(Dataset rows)
------------------------

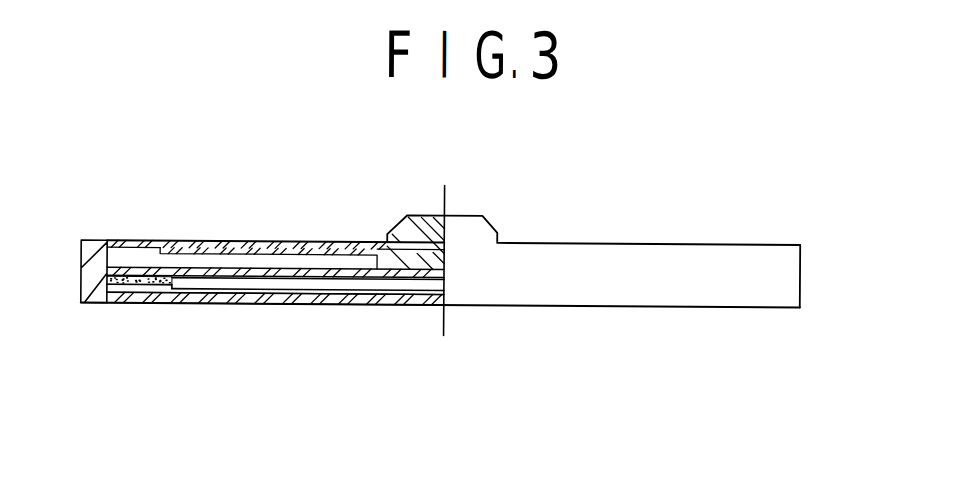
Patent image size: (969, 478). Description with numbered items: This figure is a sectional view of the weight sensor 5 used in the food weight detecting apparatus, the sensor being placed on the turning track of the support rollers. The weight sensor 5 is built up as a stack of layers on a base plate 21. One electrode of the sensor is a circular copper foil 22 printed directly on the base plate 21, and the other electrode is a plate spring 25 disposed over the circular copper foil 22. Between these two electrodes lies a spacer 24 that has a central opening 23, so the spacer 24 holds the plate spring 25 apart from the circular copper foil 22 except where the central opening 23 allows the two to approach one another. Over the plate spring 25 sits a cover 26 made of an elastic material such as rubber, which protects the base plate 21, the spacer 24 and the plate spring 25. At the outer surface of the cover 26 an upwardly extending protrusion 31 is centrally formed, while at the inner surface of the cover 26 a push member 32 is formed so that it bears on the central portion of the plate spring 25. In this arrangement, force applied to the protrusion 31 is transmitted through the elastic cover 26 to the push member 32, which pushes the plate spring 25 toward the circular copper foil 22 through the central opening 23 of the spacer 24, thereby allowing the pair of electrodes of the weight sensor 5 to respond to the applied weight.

The weight sensor 5 is at (201, 236).
The base plate 21 is at (331, 290).
The circular copper foil 22 is at (395, 300).
The central opening 23 is at (245, 285).
The spacer 24 is at (118, 297).
The plate spring 25 is at (256, 267).
The cover 26 is at (331, 253).
The protrusion 31 is at (533, 256).
The push member 32 is at (418, 228).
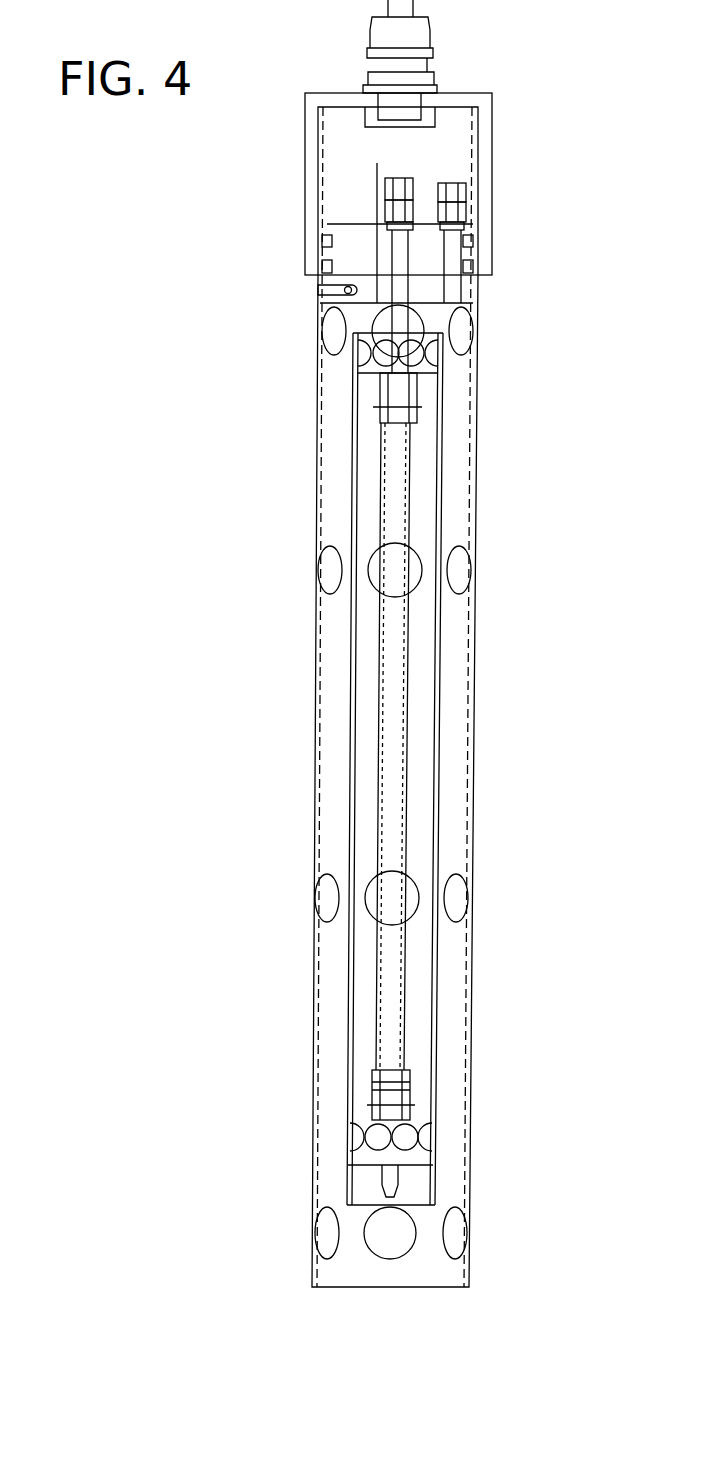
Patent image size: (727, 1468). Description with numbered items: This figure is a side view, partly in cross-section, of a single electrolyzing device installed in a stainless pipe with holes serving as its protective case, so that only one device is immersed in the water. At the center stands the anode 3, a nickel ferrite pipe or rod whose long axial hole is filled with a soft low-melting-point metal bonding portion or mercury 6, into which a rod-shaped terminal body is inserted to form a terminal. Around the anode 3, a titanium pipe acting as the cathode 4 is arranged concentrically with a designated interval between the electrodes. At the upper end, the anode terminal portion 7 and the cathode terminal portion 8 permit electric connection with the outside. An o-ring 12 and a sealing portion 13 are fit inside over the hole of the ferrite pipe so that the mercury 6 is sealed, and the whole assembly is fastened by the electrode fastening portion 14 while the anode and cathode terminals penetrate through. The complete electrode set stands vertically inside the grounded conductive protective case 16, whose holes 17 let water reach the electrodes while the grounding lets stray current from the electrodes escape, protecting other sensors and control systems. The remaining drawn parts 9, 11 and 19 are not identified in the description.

The anode 3 is at (390, 618).
The cathode 4 is at (355, 765).
The metal bonding portion 6 is at (378, 697).
The anode terminal portion 7 is at (407, 177).
The cathode terminal portion 8 is at (462, 205).
The threaded end 9 is at (372, 975).
The guide rollers 11 is at (350, 358).
The o-ring 12 is at (322, 257).
The sealing portion 13 is at (352, 173).
The electrode fastening portion 14 is at (310, 1085).
The conductive protective case 16 is at (320, 455).
The holes 17 is at (395, 900).
The connection box 19 is at (305, 128).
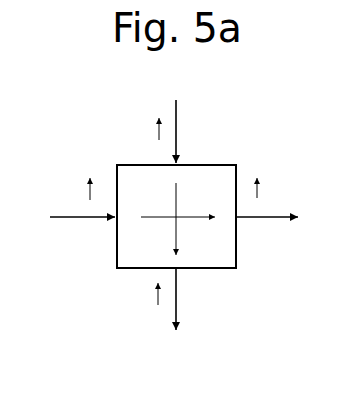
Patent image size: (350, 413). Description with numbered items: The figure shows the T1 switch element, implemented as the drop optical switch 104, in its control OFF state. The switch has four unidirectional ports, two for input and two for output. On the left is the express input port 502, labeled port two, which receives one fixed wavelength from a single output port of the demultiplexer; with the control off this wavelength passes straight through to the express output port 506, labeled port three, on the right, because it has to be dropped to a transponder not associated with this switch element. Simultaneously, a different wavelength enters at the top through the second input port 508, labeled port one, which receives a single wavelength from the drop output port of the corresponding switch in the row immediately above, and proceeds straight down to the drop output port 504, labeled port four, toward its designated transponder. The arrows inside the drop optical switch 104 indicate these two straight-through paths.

The drop optical switch 104 is at (135, 172).
The express input port 502 is at (72, 216).
The drop output port 504 is at (176, 309).
The express output port 506 is at (268, 216).
The second input port 508 is at (177, 128).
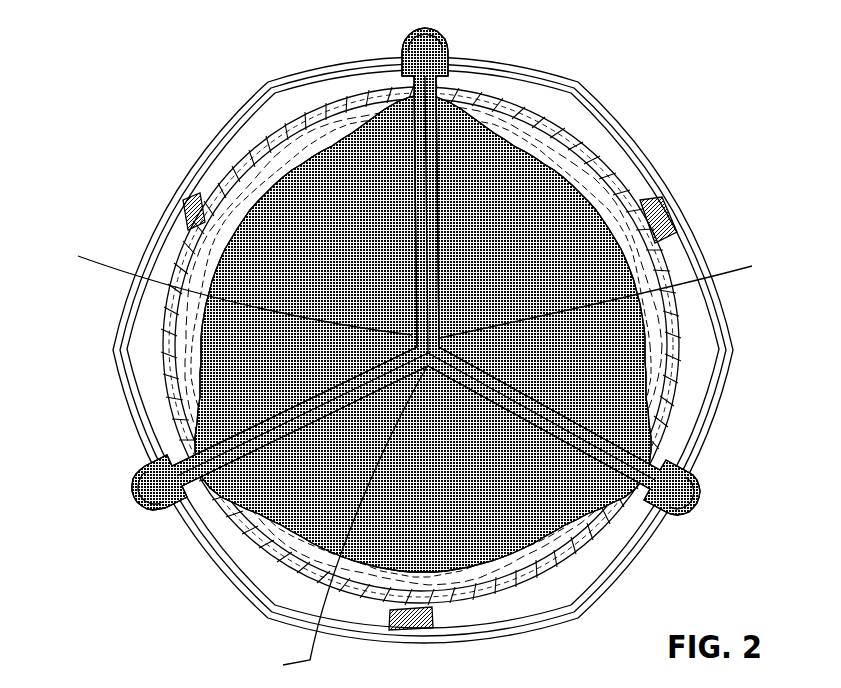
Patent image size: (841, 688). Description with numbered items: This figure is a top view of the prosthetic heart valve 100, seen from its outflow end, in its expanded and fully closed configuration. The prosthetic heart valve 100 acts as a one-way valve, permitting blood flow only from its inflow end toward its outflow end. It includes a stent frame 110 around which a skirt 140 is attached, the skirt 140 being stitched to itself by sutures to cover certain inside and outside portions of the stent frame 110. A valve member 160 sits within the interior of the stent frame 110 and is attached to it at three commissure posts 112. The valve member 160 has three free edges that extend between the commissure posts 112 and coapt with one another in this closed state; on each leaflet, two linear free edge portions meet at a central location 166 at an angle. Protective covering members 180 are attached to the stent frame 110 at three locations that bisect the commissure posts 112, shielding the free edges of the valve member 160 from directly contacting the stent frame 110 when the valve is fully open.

The prosthetic heart valve 100 is at (154, 74).
The stent frame 110 is at (638, 130).
The commissure posts 112 is at (442, 33).
The skirt 140 is at (157, 370).
The valve member 160 is at (332, 252).
The central location 166 is at (417, 467).
The protective covering members 180 is at (642, 190).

------------------------

EXERCISE BRIEF | Find each line in the data above that contains the word "location", and copy those lines.

REPLY TO THE TASK |
Patent image size: (841, 688). Description with numbered items: This figure is a top view of the prosthetic heart valve 100, seen from its outflow end, in its expanded and fully closed configuration. The prosthetic heart valve 100 acts as a one-way valve, permitting blood flow only from its inflow end toward its outflow end. It includes a stent frame 110 around which a skirt 140 is attached, the skirt 140 being stitched to itself by sutures to cover certain inside and outside portions of the stent frame 110. A valve member 160 sits within the interior of the stent frame 110 and is attached to it at three commissure posts 112. The valve member 160 has three free edges that extend between the commissure posts 112 and coapt with one another in this closed state; on each leaflet, two linear free edge portions meet at a central location 166 at an angle. Protective covering members 180 are attached to the stent frame 110 at three locations that bisect the commissure posts 112, shielding the free edges of the valve member 160 from directly contacting the stent frame 110 when the valve is fully open.
The central location 166 is at (417, 467).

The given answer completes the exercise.